## 課題
子どもとのドライブに関する記事で、解説を行った楢嵜日佳特任教授はどの大学のどの学科に所属していますか。

## 文書本文
⁂
ドライブ中に子どもが「ぐずる」「大泣き」運転危なっ!対応策は「ポジティブ大作戦」どうやって?幼児教育の専門家が提案

子どもを撮影した写真

きのう(18日)関東甲信越地方も梅雨明けし、日本列島で本格的な夏シーズンが到来した。

家族で行楽地にドライブを予定している人、また猛暑により、買い物など日常生活でも「エアコンの効いた車」で移動する機会も増えるかと思う。

車を利用する「ファミリー世帯」で避けては通れない「悩み」。

それは、運転中に「子どもがぐずる」状況だ。

運転中に子どもが大泣きでもすると親は大慌て…、運転に集中できないと事故にもつながりかねない。

親子で、安全にドライブを楽しむ方法について、専門家に話を聞いた。

解説していただいたのは、環太平洋大学こども発達学科の楢嵜日佳特任教授だ。

まず、ドライブに出かける前の準備として、楢嵜さんは次の4つのポイントを上げている。

(1) 子どもに合わせた計画

(2) 出発前に、親子で楽しい時間を作る

(3) 車の中でも楽しい時間になるようなグッズや雰囲気

(4) こまめな休憩

楢嵜日佳 特任教授(環太平洋大学こども発達学科)「(1)の『子どもに合わせた計画を』になりますが、子どもは心も体もまだ未熟です。大人の行きたい場所、子どもを連れて行きたい場所はありますが、子どもは疲れやすく、集中力も短いです」

「子どもの発達段階や体調に応じたゆとりのある予定を立てましょう。子どもに合った時間、距離、行き先を考えたり、”変更可能なサブ計画”を立てておくこともお勧めです」

楢嵜日佳 特任教授(環太平洋大学こども発達学科)「子どもは好奇心が旺盛で、体を動かすことが大好きです。長時間、同じ姿勢でじっとしていることは子どもにとっては大きな負担になります」

「お勧めしたいのは、ドライブに出かける前に子どもの好きな遊びを一緒にするとか、親子で家の周りで少しかけっこするなどして、心を満足させたり気持ちを発散させたりしてから出発することです。親子での楽しい時間の始まりだと考え、試してみてください。」

「車の中も楽しい雰囲気を心掛けてください。好きなおもちゃを持ったり、子どもの好きな歌を一緒に一緒に歌ったりすることで、楽しい時間が続いていきます。特に気をつけてほしいのは大人の険悪な雰囲気です。楽しい雰囲気作りを心掛けてください」

「チャイルドシートは、命を守るために『体全体を包み込むような作り』になっています。窒息を防ぐために、少し硬めに作られているシートもあるようです。身動きができない状態でじっとしていると、背中や腰が痛くなることもあるでしょう」
⁂
## データ記録
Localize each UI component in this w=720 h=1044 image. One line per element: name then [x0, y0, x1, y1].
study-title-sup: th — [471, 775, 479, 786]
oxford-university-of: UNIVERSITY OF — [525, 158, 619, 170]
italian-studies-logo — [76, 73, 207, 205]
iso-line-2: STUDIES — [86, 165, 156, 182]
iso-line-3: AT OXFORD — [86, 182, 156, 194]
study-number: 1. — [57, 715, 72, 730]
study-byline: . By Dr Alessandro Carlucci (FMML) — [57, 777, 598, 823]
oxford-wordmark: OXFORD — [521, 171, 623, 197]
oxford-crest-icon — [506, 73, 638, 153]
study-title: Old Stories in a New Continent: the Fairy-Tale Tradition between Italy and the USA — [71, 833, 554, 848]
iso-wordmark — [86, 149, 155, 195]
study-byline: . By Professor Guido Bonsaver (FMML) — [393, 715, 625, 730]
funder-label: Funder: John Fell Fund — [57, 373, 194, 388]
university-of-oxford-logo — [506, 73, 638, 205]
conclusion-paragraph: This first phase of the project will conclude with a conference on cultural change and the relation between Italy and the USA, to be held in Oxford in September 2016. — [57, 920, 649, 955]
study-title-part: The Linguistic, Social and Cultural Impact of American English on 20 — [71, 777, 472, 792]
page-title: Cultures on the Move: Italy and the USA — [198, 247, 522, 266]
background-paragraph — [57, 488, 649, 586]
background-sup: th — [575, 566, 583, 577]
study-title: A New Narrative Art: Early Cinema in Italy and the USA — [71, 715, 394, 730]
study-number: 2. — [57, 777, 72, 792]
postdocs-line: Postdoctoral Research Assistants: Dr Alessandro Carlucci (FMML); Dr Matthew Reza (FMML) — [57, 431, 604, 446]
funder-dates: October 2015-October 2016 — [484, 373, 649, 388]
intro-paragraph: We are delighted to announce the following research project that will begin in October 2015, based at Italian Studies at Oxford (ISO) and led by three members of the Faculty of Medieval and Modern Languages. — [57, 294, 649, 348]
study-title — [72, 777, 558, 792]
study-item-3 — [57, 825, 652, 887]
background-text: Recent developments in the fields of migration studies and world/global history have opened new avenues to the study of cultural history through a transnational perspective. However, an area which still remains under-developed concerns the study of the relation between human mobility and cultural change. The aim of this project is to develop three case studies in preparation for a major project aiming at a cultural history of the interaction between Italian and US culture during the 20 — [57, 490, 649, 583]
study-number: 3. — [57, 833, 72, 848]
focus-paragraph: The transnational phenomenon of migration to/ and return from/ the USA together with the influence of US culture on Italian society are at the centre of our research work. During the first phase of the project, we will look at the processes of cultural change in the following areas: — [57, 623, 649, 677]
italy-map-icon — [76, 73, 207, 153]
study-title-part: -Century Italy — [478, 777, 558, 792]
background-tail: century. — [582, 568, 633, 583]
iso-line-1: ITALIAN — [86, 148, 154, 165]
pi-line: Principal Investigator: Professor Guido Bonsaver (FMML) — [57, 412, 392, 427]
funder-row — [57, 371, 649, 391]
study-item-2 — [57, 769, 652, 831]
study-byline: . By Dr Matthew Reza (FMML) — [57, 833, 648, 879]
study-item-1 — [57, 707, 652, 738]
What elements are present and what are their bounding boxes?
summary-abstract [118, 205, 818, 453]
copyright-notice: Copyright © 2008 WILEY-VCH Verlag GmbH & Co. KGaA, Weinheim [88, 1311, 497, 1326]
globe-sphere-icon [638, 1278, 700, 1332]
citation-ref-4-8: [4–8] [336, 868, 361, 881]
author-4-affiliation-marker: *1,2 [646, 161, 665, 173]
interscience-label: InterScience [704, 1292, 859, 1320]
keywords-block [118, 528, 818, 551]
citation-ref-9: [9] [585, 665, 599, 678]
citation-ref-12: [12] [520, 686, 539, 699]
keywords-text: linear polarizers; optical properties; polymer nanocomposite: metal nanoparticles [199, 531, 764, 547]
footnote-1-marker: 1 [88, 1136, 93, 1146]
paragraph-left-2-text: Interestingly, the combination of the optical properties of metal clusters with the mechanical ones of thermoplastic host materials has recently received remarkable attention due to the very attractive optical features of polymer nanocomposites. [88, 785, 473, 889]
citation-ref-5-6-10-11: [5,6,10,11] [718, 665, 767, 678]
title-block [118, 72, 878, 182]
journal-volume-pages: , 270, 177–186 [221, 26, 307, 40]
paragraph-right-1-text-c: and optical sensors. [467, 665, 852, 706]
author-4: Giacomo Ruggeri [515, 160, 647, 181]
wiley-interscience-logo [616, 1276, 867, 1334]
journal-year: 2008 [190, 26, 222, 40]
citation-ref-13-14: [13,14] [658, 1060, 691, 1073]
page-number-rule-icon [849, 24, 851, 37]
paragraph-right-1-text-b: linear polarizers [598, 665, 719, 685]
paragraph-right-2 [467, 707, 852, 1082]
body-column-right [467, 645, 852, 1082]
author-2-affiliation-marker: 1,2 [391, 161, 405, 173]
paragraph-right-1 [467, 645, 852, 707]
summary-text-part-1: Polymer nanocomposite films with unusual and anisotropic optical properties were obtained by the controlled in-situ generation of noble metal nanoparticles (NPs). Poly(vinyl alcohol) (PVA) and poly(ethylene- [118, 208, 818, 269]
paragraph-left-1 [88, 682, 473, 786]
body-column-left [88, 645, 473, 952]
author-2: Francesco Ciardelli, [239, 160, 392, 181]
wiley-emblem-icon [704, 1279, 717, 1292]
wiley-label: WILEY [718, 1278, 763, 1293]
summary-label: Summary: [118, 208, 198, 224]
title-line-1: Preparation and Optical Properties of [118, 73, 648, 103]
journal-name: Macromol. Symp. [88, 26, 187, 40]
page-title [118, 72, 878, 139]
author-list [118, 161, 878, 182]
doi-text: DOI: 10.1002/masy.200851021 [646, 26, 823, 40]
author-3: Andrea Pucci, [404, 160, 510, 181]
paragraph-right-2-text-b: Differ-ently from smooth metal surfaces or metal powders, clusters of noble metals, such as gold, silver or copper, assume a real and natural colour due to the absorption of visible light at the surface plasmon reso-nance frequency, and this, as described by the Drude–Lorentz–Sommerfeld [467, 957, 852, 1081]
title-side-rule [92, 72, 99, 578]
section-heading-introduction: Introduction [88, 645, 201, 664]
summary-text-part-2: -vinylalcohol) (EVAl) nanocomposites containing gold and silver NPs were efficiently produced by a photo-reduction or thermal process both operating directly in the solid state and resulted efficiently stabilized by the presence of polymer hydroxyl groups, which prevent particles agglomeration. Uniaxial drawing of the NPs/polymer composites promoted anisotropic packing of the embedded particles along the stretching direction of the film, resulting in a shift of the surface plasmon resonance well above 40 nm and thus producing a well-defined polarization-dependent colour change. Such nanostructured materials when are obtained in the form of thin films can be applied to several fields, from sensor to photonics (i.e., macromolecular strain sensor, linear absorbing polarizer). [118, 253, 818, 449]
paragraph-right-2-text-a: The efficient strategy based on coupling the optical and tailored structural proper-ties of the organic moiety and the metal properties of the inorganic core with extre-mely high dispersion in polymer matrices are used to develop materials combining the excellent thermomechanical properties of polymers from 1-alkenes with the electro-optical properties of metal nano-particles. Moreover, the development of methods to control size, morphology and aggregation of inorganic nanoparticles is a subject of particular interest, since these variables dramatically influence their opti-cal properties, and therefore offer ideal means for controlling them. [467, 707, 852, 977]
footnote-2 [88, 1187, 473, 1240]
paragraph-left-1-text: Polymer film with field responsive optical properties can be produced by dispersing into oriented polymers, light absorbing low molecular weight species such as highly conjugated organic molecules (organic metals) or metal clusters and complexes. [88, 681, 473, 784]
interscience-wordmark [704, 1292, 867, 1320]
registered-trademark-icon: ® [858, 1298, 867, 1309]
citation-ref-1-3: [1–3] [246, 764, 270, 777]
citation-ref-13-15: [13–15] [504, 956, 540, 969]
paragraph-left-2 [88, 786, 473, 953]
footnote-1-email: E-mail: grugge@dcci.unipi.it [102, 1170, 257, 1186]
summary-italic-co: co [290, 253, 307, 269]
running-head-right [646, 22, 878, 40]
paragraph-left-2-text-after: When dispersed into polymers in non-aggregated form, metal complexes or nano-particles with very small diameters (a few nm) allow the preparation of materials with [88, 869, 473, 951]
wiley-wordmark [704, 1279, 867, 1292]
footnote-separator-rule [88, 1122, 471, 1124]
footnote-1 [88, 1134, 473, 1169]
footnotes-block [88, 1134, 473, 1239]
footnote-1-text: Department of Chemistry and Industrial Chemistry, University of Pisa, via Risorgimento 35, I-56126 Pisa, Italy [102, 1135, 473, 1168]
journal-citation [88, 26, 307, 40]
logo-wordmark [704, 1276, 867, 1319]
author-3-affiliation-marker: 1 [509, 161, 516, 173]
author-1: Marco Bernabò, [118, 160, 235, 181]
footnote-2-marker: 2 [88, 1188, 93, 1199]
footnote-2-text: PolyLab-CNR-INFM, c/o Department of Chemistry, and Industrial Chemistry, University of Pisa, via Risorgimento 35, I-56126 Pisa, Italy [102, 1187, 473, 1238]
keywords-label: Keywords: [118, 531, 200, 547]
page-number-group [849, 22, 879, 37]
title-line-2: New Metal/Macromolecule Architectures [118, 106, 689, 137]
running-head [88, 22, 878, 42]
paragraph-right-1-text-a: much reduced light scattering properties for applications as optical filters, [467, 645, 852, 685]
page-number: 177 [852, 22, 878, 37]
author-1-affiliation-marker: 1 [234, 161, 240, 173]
⁂
## 回答
環太平洋大学こども発達学科です。